#### [EXERCISE INPUTS]

## start

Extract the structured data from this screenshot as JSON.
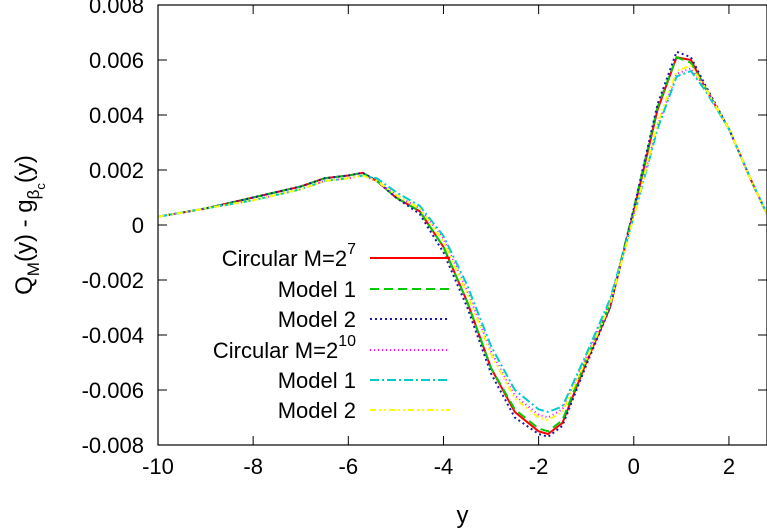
{
  "chart_data": {
    "type": "line",
    "title": "",
    "xlabel": "y",
    "ylabel_parts": [
      "Q",
      "M",
      "(y) - g",
      "β",
      "c",
      "(y)"
    ],
    "xlim": [
      -10,
      2.8
    ],
    "ylim": [
      -0.008,
      0.008
    ],
    "xticks": [
      -10,
      -8,
      -6,
      -4,
      -2,
      0,
      2
    ],
    "xtick_labels": [
      "-10",
      "-8",
      "-6",
      "-4",
      "-2",
      "0",
      "2"
    ],
    "yticks": [
      -0.008,
      -0.006,
      -0.004,
      -0.002,
      0,
      0.002,
      0.004,
      0.006,
      0.008
    ],
    "ytick_labels": [
      "-0.008",
      "-0.006",
      "-0.004",
      "-0.002",
      "0",
      "0.002",
      "0.004",
      "0.006",
      "0.008"
    ],
    "grid": false,
    "legend_position": "center-left",
    "x": [
      -10,
      -9,
      -8,
      -7,
      -6.5,
      -6,
      -5.7,
      -5.4,
      -5,
      -4.5,
      -4,
      -3.5,
      -3,
      -2.5,
      -2,
      -1.8,
      -1.5,
      -1,
      -0.5,
      0,
      0.5,
      0.9,
      1.2,
      1.5,
      2,
      2.5,
      2.8
    ],
    "series": [
      {
        "name": "Circular M=2",
        "name_sup": "7",
        "color": "#ff0000",
        "dash": "",
        "values": [
          0.0003,
          0.0006,
          0.001,
          0.0014,
          0.0017,
          0.0018,
          0.0019,
          0.0016,
          0.001,
          0.0005,
          -0.0008,
          -0.0028,
          -0.0052,
          -0.0068,
          -0.0075,
          -0.0076,
          -0.0072,
          -0.005,
          -0.003,
          0.0005,
          0.0042,
          0.0061,
          0.006,
          0.005,
          0.0035,
          0.0015,
          0.0004
        ]
      },
      {
        "name": "Model 1",
        "color": "#00cc00",
        "dash": "9 5",
        "values": [
          0.0003,
          0.0006,
          0.001,
          0.0014,
          0.0017,
          0.0018,
          0.0019,
          0.0016,
          0.001,
          0.0005,
          -0.0008,
          -0.0028,
          -0.0052,
          -0.0067,
          -0.0074,
          -0.0075,
          -0.0071,
          -0.0049,
          -0.0029,
          0.0006,
          0.0043,
          0.0061,
          0.0059,
          0.005,
          0.0035,
          0.0015,
          0.0004
        ]
      },
      {
        "name": "Model 2",
        "color": "#1a1aaa",
        "dash": "2 3",
        "values": [
          0.0003,
          0.0006,
          0.001,
          0.0014,
          0.0017,
          0.0018,
          0.0019,
          0.0016,
          0.001,
          0.0004,
          -0.001,
          -0.003,
          -0.0054,
          -0.007,
          -0.0076,
          -0.0077,
          -0.0073,
          -0.0051,
          -0.003,
          0.0006,
          0.0044,
          0.0063,
          0.0061,
          0.0051,
          0.0035,
          0.0015,
          0.0004
        ]
      },
      {
        "name": "Circular M=2",
        "name_sup": "10",
        "color": "#ff00ff",
        "dash": "1 3",
        "values": [
          0.0003,
          0.0006,
          0.0009,
          0.0013,
          0.0016,
          0.0017,
          0.0018,
          0.0016,
          0.0011,
          0.0006,
          -0.0005,
          -0.0024,
          -0.0046,
          -0.0062,
          -0.0069,
          -0.007,
          -0.0067,
          -0.0048,
          -0.0028,
          0.0004,
          0.0036,
          0.0055,
          0.0057,
          0.005,
          0.0035,
          0.0015,
          0.0004
        ]
      },
      {
        "name": "Model 1",
        "color": "#00cccc",
        "dash": "9 3 2 3",
        "values": [
          0.0003,
          0.0006,
          0.0009,
          0.0013,
          0.0016,
          0.0017,
          0.0018,
          0.0017,
          0.0012,
          0.0007,
          -0.0004,
          -0.0022,
          -0.0044,
          -0.006,
          -0.0067,
          -0.0068,
          -0.0066,
          -0.0047,
          -0.0027,
          0.0003,
          0.0035,
          0.0054,
          0.0056,
          0.0049,
          0.0035,
          0.0015,
          0.0004
        ]
      },
      {
        "name": "Model 2",
        "color": "#ffff00",
        "dash": "6 3 2 3 2 3",
        "values": [
          0.0003,
          0.0006,
          0.0009,
          0.0013,
          0.0016,
          0.0017,
          0.0018,
          0.0016,
          0.0011,
          0.0006,
          -0.0006,
          -0.0025,
          -0.0047,
          -0.0063,
          -0.007,
          -0.0071,
          -0.0068,
          -0.0049,
          -0.0029,
          0.0003,
          0.0037,
          0.0056,
          0.0058,
          0.005,
          0.0035,
          0.0015,
          0.0004
        ]
      }
    ]
  }
}
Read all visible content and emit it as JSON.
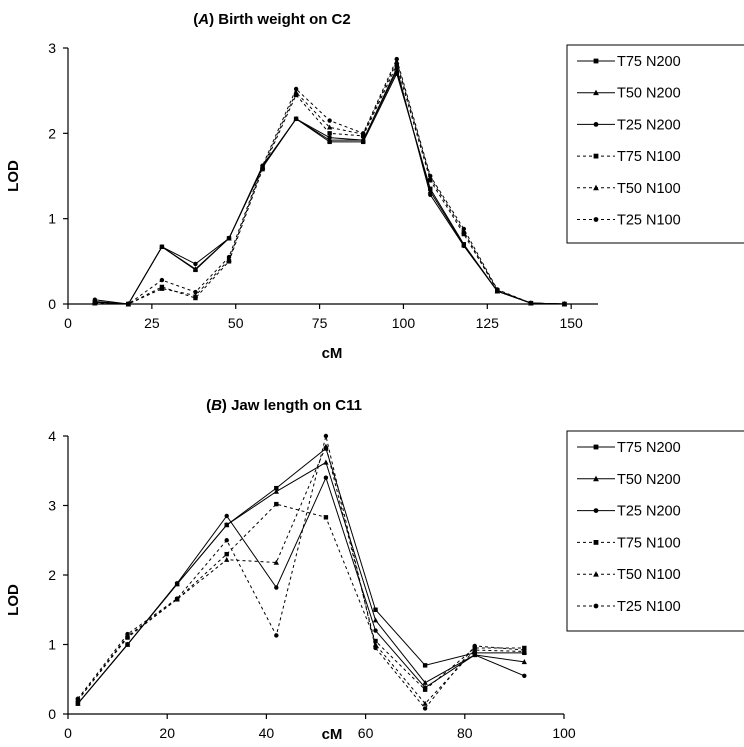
{
  "chart_data": [
    {
      "type": "line",
      "title_prefix": "(",
      "title_letter": "A",
      "title_suffix": ") Birth weight on C2",
      "xlabel": "cM",
      "ylabel": "LOD",
      "xlim": [
        0,
        158
      ],
      "ylim": [
        0,
        3
      ],
      "xticks": [
        "0",
        "25",
        "50",
        "75",
        "100",
        "125",
        "150"
      ],
      "yticks": [
        "0",
        "1",
        "2",
        "3"
      ],
      "legend_position": "right",
      "x": [
        8,
        18,
        28,
        38,
        48,
        58,
        68,
        78,
        88,
        98,
        108,
        118,
        128,
        138,
        148
      ],
      "series": [
        {
          "name": "T75 N200",
          "style": "solid",
          "marker": "square",
          "values": [
            0.02,
            0.0,
            0.67,
            0.4,
            0.77,
            1.6,
            2.17,
            1.9,
            1.9,
            2.7,
            1.35,
            0.7,
            0.15,
            0.01,
            0.0
          ]
        },
        {
          "name": "T50 N200",
          "style": "solid",
          "marker": "triangle",
          "values": [
            0.03,
            0.0,
            0.67,
            0.41,
            0.77,
            1.61,
            2.17,
            1.92,
            1.92,
            2.73,
            1.32,
            0.69,
            0.15,
            0.01,
            0.0
          ]
        },
        {
          "name": "T25 N200",
          "style": "solid",
          "marker": "circle",
          "values": [
            0.05,
            0.0,
            0.67,
            0.47,
            0.77,
            1.62,
            2.17,
            1.95,
            1.92,
            2.76,
            1.28,
            0.68,
            0.15,
            0.01,
            0.0
          ]
        },
        {
          "name": "T75 N100",
          "style": "dotted",
          "marker": "square",
          "values": [
            0.01,
            0.0,
            0.2,
            0.07,
            0.5,
            1.58,
            2.45,
            2.0,
            1.97,
            2.8,
            1.45,
            0.82,
            0.16,
            0.01,
            0.0
          ]
        },
        {
          "name": "T50 N100",
          "style": "dotted",
          "marker": "triangle",
          "values": [
            0.01,
            0.0,
            0.18,
            0.1,
            0.52,
            1.6,
            2.48,
            2.07,
            1.99,
            2.84,
            1.48,
            0.85,
            0.16,
            0.01,
            0.0
          ]
        },
        {
          "name": "T25 N100",
          "style": "dotted",
          "marker": "circle",
          "values": [
            0.01,
            0.0,
            0.28,
            0.14,
            0.55,
            1.62,
            2.52,
            2.15,
            2.0,
            2.87,
            1.5,
            0.88,
            0.17,
            0.01,
            0.0
          ]
        }
      ]
    },
    {
      "type": "line",
      "title_prefix": "(",
      "title_letter": "B",
      "title_suffix": ") Jaw length on C11",
      "xlabel": "cM",
      "ylabel": "LOD",
      "xlim": [
        0,
        100
      ],
      "ylim": [
        0,
        4
      ],
      "xticks": [
        "0",
        "20",
        "40",
        "60",
        "80",
        "100"
      ],
      "yticks": [
        "0",
        "1",
        "2",
        "3",
        "4"
      ],
      "legend_position": "right",
      "x": [
        2,
        12,
        22,
        32,
        42,
        52,
        62,
        72,
        82,
        92
      ],
      "series": [
        {
          "name": "T75 N200",
          "style": "solid",
          "marker": "square",
          "values": [
            0.15,
            1.0,
            1.87,
            2.72,
            3.25,
            3.82,
            1.5,
            0.7,
            0.88,
            0.88
          ]
        },
        {
          "name": "T50 N200",
          "style": "solid",
          "marker": "triangle",
          "values": [
            0.15,
            1.0,
            1.87,
            2.72,
            3.2,
            3.62,
            1.35,
            0.45,
            0.85,
            0.75
          ]
        },
        {
          "name": "T25 N200",
          "style": "solid",
          "marker": "circle",
          "values": [
            0.15,
            1.0,
            1.88,
            2.85,
            1.82,
            3.4,
            1.2,
            0.38,
            0.85,
            0.55
          ]
        },
        {
          "name": "T75 N100",
          "style": "dotted",
          "marker": "square",
          "values": [
            0.2,
            1.1,
            1.65,
            2.3,
            3.02,
            2.83,
            1.05,
            0.35,
            0.95,
            0.95
          ]
        },
        {
          "name": "T50 N100",
          "style": "dotted",
          "marker": "triangle",
          "values": [
            0.2,
            1.12,
            1.65,
            2.22,
            2.18,
            3.85,
            1.0,
            0.15,
            0.92,
            0.9
          ]
        },
        {
          "name": "T25 N100",
          "style": "dotted",
          "marker": "circle",
          "values": [
            0.22,
            1.15,
            1.66,
            2.5,
            1.13,
            4.0,
            0.95,
            0.08,
            0.98,
            0.92
          ]
        }
      ]
    }
  ]
}
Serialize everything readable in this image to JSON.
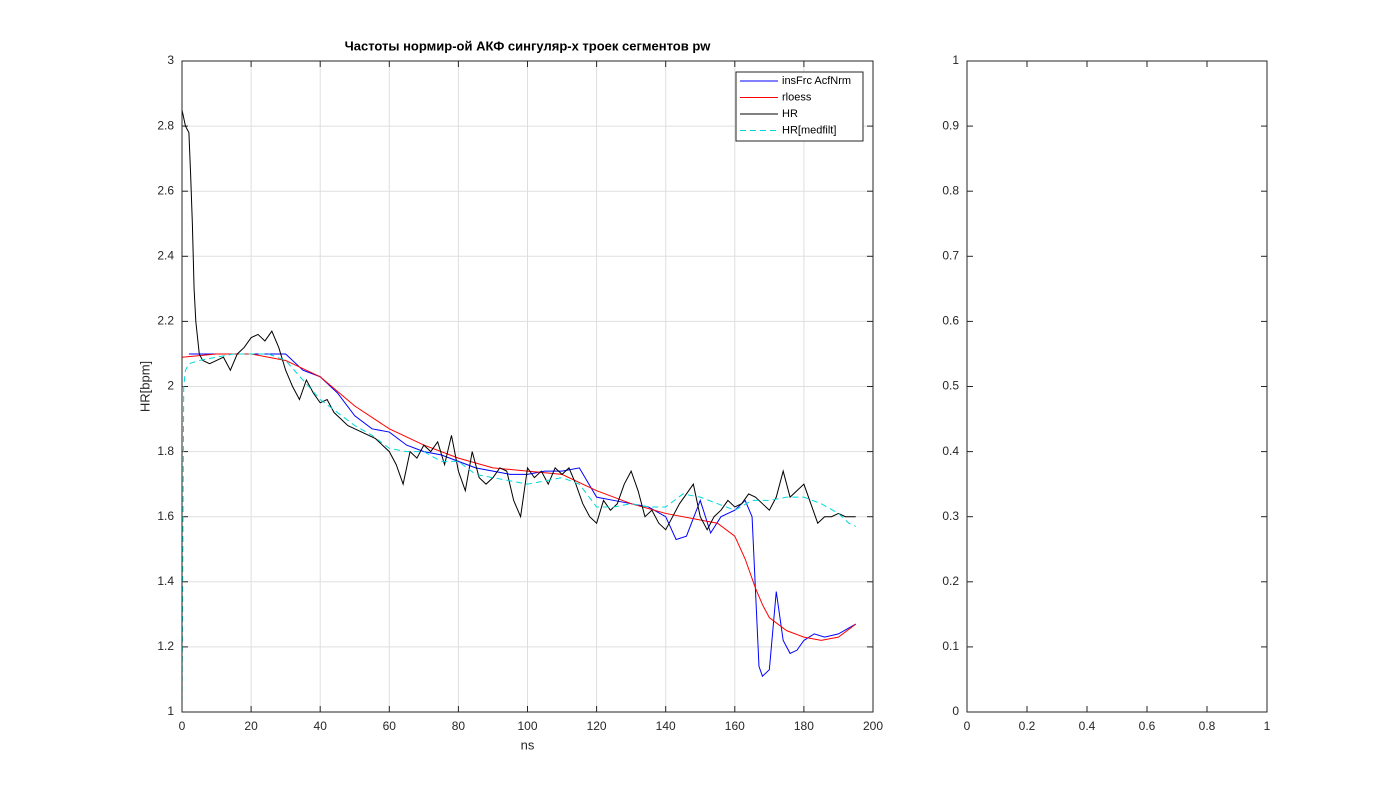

## end

#### [WHAT IS BEING ASKED]
Locate the lines above that contain "this" and copy them.

#### [THE ANSWER]
Extract the structured data from this screenshot as JSON.
Serialize everything readable in this image to JSON.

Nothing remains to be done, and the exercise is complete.